*JOB*.
Return each line that holds the word "this".

====

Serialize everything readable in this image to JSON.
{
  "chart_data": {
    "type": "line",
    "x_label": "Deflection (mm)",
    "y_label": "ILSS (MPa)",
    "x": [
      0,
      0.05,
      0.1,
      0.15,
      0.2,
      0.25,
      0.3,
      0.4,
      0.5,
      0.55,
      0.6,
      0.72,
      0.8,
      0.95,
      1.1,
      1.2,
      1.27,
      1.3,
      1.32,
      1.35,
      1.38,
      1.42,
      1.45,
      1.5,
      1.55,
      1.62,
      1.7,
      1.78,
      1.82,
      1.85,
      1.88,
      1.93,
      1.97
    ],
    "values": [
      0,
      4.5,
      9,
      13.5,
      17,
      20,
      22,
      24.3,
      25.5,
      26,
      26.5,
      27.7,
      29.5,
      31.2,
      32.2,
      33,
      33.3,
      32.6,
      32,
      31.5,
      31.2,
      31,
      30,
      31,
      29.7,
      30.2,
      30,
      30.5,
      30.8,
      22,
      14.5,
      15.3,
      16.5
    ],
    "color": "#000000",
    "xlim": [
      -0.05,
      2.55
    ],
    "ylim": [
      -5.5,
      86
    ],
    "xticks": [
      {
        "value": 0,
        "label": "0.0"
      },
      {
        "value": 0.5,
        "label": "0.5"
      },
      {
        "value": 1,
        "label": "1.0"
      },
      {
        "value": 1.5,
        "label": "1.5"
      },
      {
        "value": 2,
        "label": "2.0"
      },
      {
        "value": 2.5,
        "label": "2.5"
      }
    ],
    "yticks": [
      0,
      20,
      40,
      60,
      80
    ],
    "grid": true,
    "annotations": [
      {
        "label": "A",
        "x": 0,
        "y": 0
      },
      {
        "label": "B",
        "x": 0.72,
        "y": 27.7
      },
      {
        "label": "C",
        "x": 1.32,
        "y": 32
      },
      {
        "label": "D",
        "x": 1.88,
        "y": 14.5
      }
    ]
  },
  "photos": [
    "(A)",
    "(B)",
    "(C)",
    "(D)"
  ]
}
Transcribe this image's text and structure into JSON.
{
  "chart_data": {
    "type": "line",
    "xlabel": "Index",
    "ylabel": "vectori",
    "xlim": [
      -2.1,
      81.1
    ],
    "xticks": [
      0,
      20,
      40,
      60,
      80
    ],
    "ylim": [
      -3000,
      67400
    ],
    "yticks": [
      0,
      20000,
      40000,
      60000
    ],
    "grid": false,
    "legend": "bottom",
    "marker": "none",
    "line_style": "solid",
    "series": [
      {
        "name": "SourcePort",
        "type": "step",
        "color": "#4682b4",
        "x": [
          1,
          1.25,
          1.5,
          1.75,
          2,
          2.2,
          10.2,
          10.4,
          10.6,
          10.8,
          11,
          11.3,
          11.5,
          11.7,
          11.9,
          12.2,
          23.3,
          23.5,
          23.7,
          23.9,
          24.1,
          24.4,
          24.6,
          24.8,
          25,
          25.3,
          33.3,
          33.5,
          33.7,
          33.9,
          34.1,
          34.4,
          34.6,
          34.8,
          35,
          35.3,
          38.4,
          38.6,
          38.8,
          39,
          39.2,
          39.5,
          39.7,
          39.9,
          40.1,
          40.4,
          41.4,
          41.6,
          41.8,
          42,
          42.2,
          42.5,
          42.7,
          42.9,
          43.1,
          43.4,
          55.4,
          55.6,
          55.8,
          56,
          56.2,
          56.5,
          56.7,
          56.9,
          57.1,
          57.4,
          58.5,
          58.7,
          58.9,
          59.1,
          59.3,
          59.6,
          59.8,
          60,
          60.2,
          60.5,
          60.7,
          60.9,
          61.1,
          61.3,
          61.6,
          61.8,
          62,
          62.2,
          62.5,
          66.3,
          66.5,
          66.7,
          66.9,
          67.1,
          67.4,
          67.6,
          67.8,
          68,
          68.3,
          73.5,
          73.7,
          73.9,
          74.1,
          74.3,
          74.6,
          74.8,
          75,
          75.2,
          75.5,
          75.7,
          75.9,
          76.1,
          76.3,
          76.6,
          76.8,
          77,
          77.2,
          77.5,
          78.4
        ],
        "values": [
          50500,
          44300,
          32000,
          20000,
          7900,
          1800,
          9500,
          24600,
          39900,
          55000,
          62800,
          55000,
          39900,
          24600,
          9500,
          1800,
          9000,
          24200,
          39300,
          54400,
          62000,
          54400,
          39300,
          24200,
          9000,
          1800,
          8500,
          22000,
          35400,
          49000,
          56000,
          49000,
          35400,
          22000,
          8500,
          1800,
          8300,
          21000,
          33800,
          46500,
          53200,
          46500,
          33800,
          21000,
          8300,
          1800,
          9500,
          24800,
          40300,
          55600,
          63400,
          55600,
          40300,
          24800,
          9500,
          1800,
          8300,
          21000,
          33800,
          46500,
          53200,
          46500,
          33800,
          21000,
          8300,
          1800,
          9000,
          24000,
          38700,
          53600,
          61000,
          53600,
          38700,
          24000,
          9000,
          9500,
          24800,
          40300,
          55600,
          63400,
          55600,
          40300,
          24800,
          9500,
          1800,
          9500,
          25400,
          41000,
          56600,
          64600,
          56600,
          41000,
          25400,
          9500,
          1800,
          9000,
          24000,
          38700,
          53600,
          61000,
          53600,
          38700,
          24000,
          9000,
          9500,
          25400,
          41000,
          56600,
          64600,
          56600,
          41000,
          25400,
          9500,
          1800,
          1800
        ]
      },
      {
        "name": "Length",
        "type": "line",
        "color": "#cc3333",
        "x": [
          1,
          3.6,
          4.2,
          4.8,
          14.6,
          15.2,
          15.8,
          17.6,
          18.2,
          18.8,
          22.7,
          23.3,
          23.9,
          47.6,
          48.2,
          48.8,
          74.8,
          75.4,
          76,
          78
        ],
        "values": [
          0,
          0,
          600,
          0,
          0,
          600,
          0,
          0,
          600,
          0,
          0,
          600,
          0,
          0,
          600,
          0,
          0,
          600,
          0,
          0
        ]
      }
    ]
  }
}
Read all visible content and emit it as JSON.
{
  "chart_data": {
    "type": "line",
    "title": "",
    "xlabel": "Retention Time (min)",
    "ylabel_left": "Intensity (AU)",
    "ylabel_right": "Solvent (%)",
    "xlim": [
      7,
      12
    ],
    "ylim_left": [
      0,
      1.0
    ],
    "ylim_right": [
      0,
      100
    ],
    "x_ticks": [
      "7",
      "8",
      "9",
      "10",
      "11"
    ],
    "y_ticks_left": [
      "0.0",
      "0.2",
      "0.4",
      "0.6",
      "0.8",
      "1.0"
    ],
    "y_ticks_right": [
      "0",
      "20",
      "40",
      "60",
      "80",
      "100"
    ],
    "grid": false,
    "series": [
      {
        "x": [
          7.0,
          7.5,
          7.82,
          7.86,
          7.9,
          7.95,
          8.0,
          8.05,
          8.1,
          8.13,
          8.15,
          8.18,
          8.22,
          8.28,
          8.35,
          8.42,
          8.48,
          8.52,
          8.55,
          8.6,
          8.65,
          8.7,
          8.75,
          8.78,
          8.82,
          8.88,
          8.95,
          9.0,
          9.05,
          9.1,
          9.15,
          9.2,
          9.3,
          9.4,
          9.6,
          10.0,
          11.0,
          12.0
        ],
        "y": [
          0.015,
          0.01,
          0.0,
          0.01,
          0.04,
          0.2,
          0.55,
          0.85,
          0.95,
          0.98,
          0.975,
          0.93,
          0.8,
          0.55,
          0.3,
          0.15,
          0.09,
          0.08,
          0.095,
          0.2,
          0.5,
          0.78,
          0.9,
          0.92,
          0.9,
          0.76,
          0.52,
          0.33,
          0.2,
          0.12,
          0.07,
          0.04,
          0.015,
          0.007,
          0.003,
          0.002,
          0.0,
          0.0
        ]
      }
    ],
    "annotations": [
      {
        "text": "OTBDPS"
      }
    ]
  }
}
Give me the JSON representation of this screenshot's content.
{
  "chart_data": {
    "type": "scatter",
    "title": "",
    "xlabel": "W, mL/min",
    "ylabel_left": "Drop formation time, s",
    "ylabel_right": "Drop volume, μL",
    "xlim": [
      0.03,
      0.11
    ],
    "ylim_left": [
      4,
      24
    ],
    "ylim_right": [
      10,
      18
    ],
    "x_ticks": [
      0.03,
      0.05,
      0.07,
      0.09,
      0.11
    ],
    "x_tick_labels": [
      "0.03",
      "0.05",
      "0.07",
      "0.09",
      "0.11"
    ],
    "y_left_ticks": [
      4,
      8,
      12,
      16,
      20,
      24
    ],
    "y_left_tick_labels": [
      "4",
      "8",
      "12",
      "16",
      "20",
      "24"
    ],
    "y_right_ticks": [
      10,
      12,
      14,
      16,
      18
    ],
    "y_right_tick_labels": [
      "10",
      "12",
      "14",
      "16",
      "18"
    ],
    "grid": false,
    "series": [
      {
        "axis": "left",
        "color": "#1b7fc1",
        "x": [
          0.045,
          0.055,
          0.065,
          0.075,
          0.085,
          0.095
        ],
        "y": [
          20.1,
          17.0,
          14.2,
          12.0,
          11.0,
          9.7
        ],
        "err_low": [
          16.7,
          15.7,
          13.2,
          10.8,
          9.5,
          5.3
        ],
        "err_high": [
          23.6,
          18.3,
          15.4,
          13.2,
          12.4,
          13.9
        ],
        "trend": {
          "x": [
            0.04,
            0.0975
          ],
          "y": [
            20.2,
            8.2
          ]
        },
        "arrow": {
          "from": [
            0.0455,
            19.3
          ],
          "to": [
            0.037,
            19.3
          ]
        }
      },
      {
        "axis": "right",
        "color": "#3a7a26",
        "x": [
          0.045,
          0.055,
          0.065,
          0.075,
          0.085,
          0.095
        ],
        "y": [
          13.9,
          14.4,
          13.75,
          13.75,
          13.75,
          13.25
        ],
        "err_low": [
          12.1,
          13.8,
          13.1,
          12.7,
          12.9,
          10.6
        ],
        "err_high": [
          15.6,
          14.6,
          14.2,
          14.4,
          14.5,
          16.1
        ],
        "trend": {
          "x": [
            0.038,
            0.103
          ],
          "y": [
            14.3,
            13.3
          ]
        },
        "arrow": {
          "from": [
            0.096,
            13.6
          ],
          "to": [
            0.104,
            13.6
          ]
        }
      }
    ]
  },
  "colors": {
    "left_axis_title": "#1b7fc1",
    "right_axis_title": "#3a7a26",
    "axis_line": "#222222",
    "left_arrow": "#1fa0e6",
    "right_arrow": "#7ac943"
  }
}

====

*FINISHED ANSWER*.
Serialize everything readable in this image to JSON.
Transcribe this image's text and structure into JSON.
Give me the JSON representation of this screenshot's content.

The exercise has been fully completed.